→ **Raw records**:
###
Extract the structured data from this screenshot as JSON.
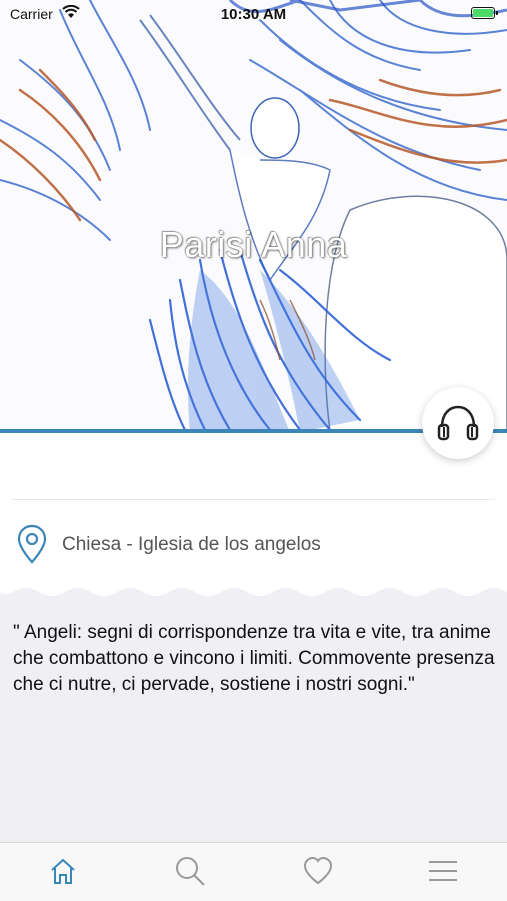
{
  "status_bar": {
    "carrier": "Carrier",
    "time": "10:30 AM"
  },
  "hero": {
    "title": "Parisi Anna"
  },
  "location": {
    "text": "Chiesa - Iglesia de los angelos"
  },
  "description": {
    "quote": "\" Angeli: segni di corrispondenze tra vita e vite, tra anime che combattono e vincono i limiti. Commovente presenza che ci nutre, ci pervade, sostiene i nostri sogni.\""
  },
  "tabbar": {
    "items": [
      "home-icon",
      "search-icon",
      "heart-icon",
      "menu-icon"
    ],
    "active": "home-icon"
  },
  "colors": {
    "accent": "#3b86b8",
    "battery": "#4cd964",
    "background_grey": "#efeff4"
  }
}
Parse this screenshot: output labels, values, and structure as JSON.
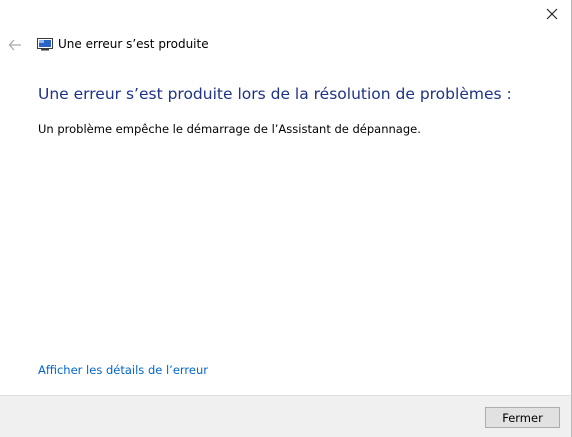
{
  "titlebar": {
    "close_icon": "close-icon"
  },
  "nav": {
    "back_icon": "back-arrow-icon",
    "app_icon": "troubleshooter-icon",
    "title": "Une erreur s’est produite"
  },
  "content": {
    "headline": "Une erreur s’est produite lors de la résolution de problèmes :",
    "message": "Un problème empêche le démarrage de l’Assistant de dépannage.",
    "details_link": "Afficher les détails de l’erreur"
  },
  "footer": {
    "close_button_label": "Fermer"
  },
  "colors": {
    "headline": "#1e3287",
    "link": "#0066cc",
    "footer_bg": "#f0f0f0"
  }
}
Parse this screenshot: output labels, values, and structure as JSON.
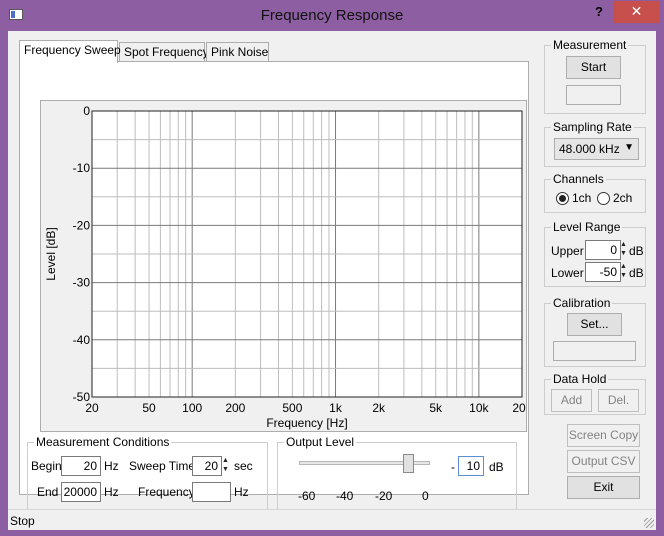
{
  "window": {
    "title": "Frequency Response",
    "help_label": "?",
    "close_label": "✕"
  },
  "tabs": [
    {
      "label": "Frequency Sweep",
      "active": true
    },
    {
      "label": "Spot Frequency",
      "active": false
    },
    {
      "label": "Pink Noise",
      "active": false
    }
  ],
  "chart_data": {
    "type": "line",
    "xlabel": "Frequency [Hz]",
    "ylabel": "Level [dB]",
    "x_scale": "log",
    "xlim": [
      20,
      20000
    ],
    "ylim": [
      -50,
      0
    ],
    "x_ticks": [
      20,
      50,
      100,
      200,
      500,
      1000,
      2000,
      5000,
      10000,
      20000
    ],
    "x_tick_labels": [
      "20",
      "50",
      "100",
      "200",
      "500",
      "1k",
      "2k",
      "5k",
      "10k",
      "20k"
    ],
    "y_ticks": [
      0,
      -10,
      -20,
      -30,
      -40,
      -50
    ],
    "y_tick_labels": [
      "0",
      "-10",
      "-20",
      "-30",
      "-40",
      "-50"
    ],
    "grid": true,
    "series": []
  },
  "conditions": {
    "title": "Measurement Conditions",
    "begin_label": "Begin",
    "begin_value": "20",
    "begin_unit": "Hz",
    "end_label": "End",
    "end_value": "20000",
    "end_unit": "Hz",
    "sweep_label": "Sweep Time",
    "sweep_value": "20",
    "sweep_unit": "sec",
    "freq_label": "Frequency",
    "freq_value": "",
    "freq_unit": "Hz"
  },
  "output_level": {
    "title": "Output Level",
    "scale_labels": [
      "-60",
      "-40",
      "-20",
      "0"
    ],
    "range": [
      -60,
      0
    ],
    "slider_value": -10,
    "value_prefix": "-",
    "value": "10",
    "unit": "dB"
  },
  "measurement": {
    "title": "Measurement",
    "start_label": "Start",
    "status": ""
  },
  "sampling": {
    "title": "Sampling Rate",
    "selected": "48.000 kHz"
  },
  "channels": {
    "title": "Channels",
    "opt1": "1ch",
    "opt2": "2ch",
    "selected": "1ch"
  },
  "level_range": {
    "title": "Level Range",
    "upper_label": "Upper",
    "upper_value": "0",
    "upper_unit": "dB",
    "lower_label": "Lower",
    "lower_value": "-50",
    "lower_unit": "dB"
  },
  "calibration": {
    "title": "Calibration",
    "set_label": "Set...",
    "status": ""
  },
  "data_hold": {
    "title": "Data Hold",
    "add_label": "Add",
    "del_label": "Del."
  },
  "buttons": {
    "screen_copy": "Screen Copy",
    "output_csv": "Output CSV",
    "exit": "Exit"
  },
  "status": {
    "text": "Stop"
  }
}
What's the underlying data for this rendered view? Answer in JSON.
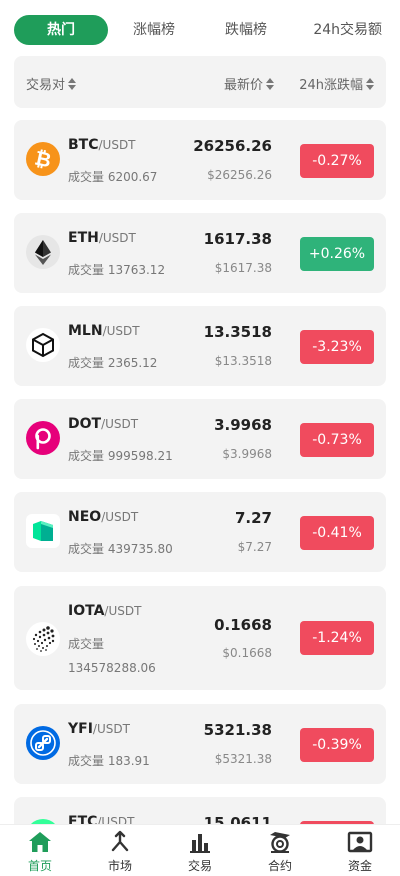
{
  "tabs": [
    {
      "label": "热门"
    },
    {
      "label": "涨幅榜"
    },
    {
      "label": "跌幅榜"
    },
    {
      "label": "24h交易额"
    }
  ],
  "header": {
    "pair": "交易对",
    "price": "最新价",
    "change": "24h涨跌幅"
  },
  "coins": [
    {
      "base": "BTC",
      "quote": "/USDT",
      "volume": "成交量 6200.67",
      "price": "26256.26",
      "usd": "$26256.26",
      "change": "-0.27%",
      "icon": "bitcoin-icon",
      "color": "#f7931a"
    },
    {
      "base": "ETH",
      "quote": "/USDT",
      "volume": "成交量 13763.12",
      "price": "1617.38",
      "usd": "$1617.38",
      "change": "+0.26%",
      "icon": "ethereum-icon",
      "color": "#e6e6e6"
    },
    {
      "base": "MLN",
      "quote": "/USDT",
      "volume": "成交量 2365.12",
      "price": "13.3518",
      "usd": "$13.3518",
      "change": "-3.23%",
      "icon": "melon-icon",
      "color": "#ffffff"
    },
    {
      "base": "DOT",
      "quote": "/USDT",
      "volume": "成交量 999598.21",
      "price": "3.9968",
      "usd": "$3.9968",
      "change": "-0.73%",
      "icon": "polkadot-icon",
      "color": "#e6007a"
    },
    {
      "base": "NEO",
      "quote": "/USDT",
      "volume": "成交量 439735.80",
      "price": "7.27",
      "usd": "$7.27",
      "change": "-0.41%",
      "icon": "neo-icon",
      "color": "#00e599"
    },
    {
      "base": "IOTA",
      "quote": "/USDT",
      "volume": "成交量 134578288.06",
      "price": "0.1668",
      "usd": "$0.1668",
      "change": "-1.24%",
      "icon": "iota-icon",
      "color": "#ffffff"
    },
    {
      "base": "YFI",
      "quote": "/USDT",
      "volume": "成交量 183.91",
      "price": "5321.38",
      "usd": "$5321.38",
      "change": "-0.39%",
      "icon": "yearn-icon",
      "color": "#006ae3"
    },
    {
      "base": "ETC",
      "quote": "/USDT",
      "volume": "",
      "price": "15.0611",
      "usd": "",
      "change": "",
      "icon": "ethereum-classic-icon",
      "color": "#33ff99"
    }
  ],
  "tabbar": [
    {
      "label": "首页",
      "icon": "home-icon"
    },
    {
      "label": "市场",
      "icon": "market-icon"
    },
    {
      "label": "交易",
      "icon": "trade-icon"
    },
    {
      "label": "合约",
      "icon": "contract-icon"
    },
    {
      "label": "资金",
      "icon": "assets-icon"
    }
  ],
  "colors": {
    "accent": "#1f9d5a",
    "down": "#f04b5e",
    "up": "#2fb37a",
    "card": "#f3f3f3"
  }
}
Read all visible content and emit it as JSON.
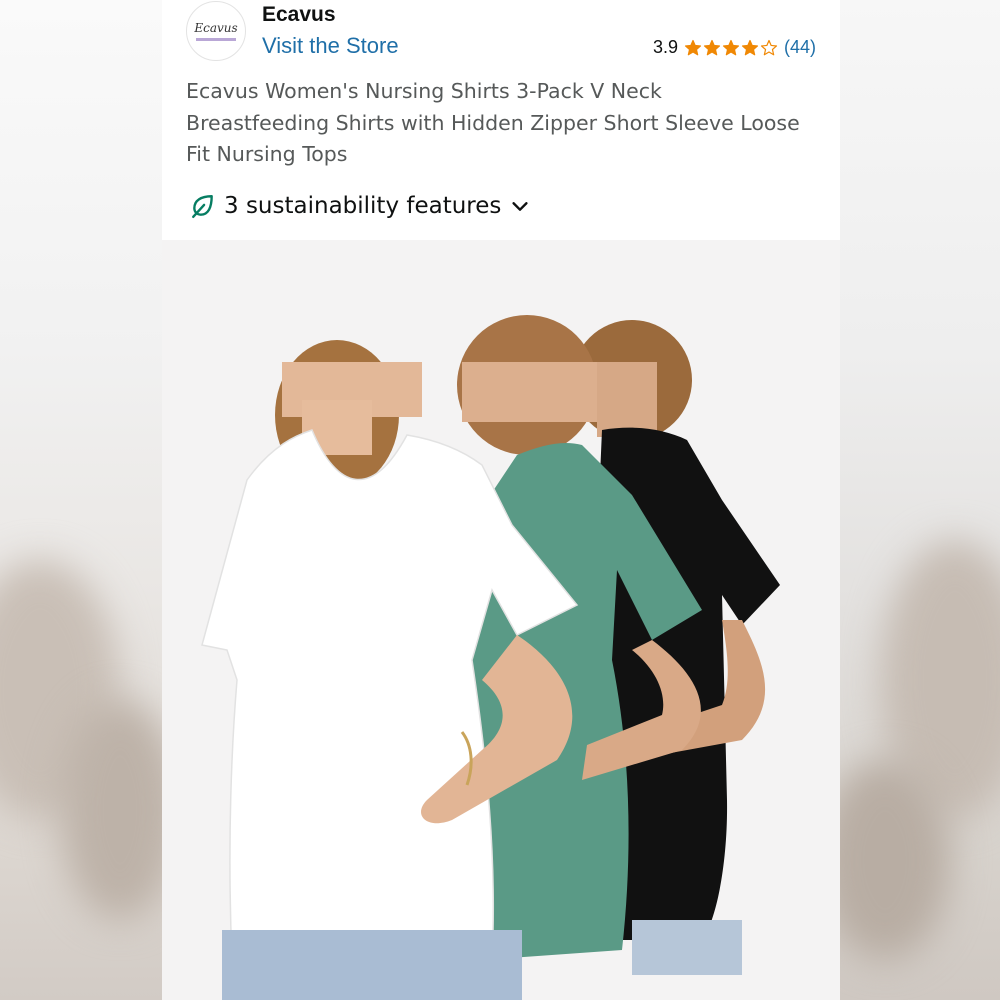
{
  "brand": {
    "logo_text": "Ecavus",
    "name": "Ecavus",
    "store_link": "Visit the Store"
  },
  "rating": {
    "value": "3.9",
    "stars": 3.9,
    "review_count": "(44)",
    "star_color": "#f08804"
  },
  "product": {
    "title": "Ecavus Women's Nursing Shirts 3-Pack V Neck Breastfeeding Shirts with Hidden Zipper Short Sleeve Loose Fit Nursing Tops"
  },
  "sustainability": {
    "label": "3 sustainability features",
    "icon": "leaf-icon",
    "icon_color": "#067d62"
  },
  "colors": {
    "link": "#1f6fa8",
    "text": "#0f1111",
    "muted_text": "#565959",
    "image_background": "#f4f3f3"
  },
  "image": {
    "alt": "product-photo-three-nursing-shirts",
    "shirt_colors": [
      "#ffffff",
      "#5a9a86",
      "#111111"
    ]
  }
}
###
→ **Prompt**:
Show every line above in which the word "home" occurs.

→ **Expected output**:
      "home-icon",
    "active": "home-icon"
      "icon": "home-icon"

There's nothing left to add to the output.